───── Data for the task

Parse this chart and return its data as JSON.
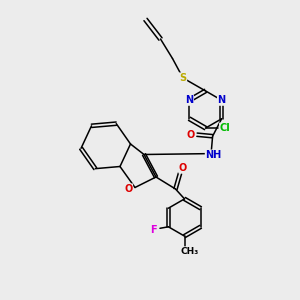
{
  "bg_color": "#ececec",
  "bond_color": "#000000",
  "atom_colors": {
    "N": "#0000cc",
    "O": "#dd0000",
    "S": "#bbaa00",
    "Cl": "#00bb00",
    "F": "#dd00dd",
    "C": "#000000",
    "H": "#000000"
  },
  "font_size": 7.0,
  "line_width": 1.1
}
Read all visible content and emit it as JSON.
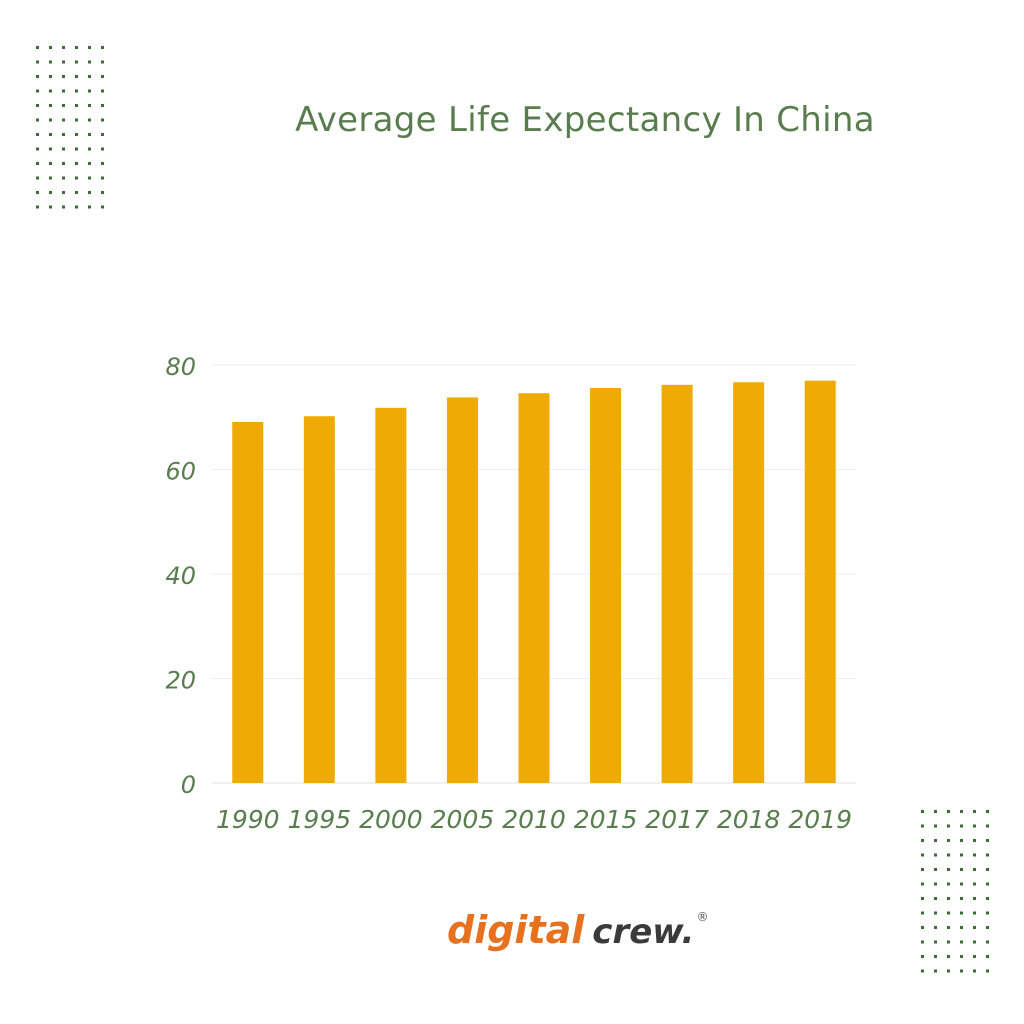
{
  "colors": {
    "bar": "#efaa06",
    "text_green": "#5a7d4f",
    "dot_green": "#3b6e35",
    "grid": "#eeeeee",
    "logo_orange": "#e8711f",
    "logo_dark": "#3a3a3a"
  },
  "logo": {
    "word1": "digital",
    "word2": "crew.",
    "registered": "®"
  },
  "chart_data": {
    "type": "bar",
    "title": "Average Life Expectancy In China",
    "xlabel": "",
    "ylabel": "",
    "categories": [
      "1990",
      "1995",
      "2000",
      "2005",
      "2010",
      "2015",
      "2017",
      "2018",
      "2019"
    ],
    "values": [
      69.1,
      70.2,
      71.8,
      73.8,
      74.6,
      75.6,
      76.2,
      76.7,
      77.0
    ],
    "ylim": [
      0,
      80
    ],
    "yticks": [
      "0",
      "20",
      "40",
      "60",
      "80"
    ],
    "grid": true,
    "legend": "none"
  }
}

──────────

• **Goal of the exercise**
Transcribe the material exactly, keeping every word and none of the pictures.

• **Answer to the exercise**
Parse this chart and return its data as JSON.
{
  "bg_color": "#ececec",
  "bond_color": "#000000",
  "atom_colors": {
    "N": "#0000cc",
    "O": "#dd0000",
    "S": "#bbaa00",
    "Cl": "#00bb00",
    "F": "#dd00dd",
    "C": "#000000",
    "H": "#000000"
  },
  "font_size": 7.0,
  "line_width": 1.1
}
Read all visible content and emit it as JSON.
{
  "colors": {
    "bar": "#efaa06",
    "text_green": "#5a7d4f",
    "dot_green": "#3b6e35",
    "grid": "#eeeeee",
    "logo_orange": "#e8711f",
    "logo_dark": "#3a3a3a"
  },
  "logo": {
    "word1": "digital",
    "word2": "crew.",
    "registered": "®"
  },
  "chart_data": {
    "type": "bar",
    "title": "Average Life Expectancy In China",
    "xlabel": "",
    "ylabel": "",
    "categories": [
      "1990",
      "1995",
      "2000",
      "2005",
      "2010",
      "2015",
      "2017",
      "2018",
      "2019"
    ],
    "values": [
      69.1,
      70.2,
      71.8,
      73.8,
      74.6,
      75.6,
      76.2,
      76.7,
      77.0
    ],
    "ylim": [
      0,
      80
    ],
    "yticks": [
      "0",
      "20",
      "40",
      "60",
      "80"
    ],
    "grid": true,
    "legend": "none"
  }
}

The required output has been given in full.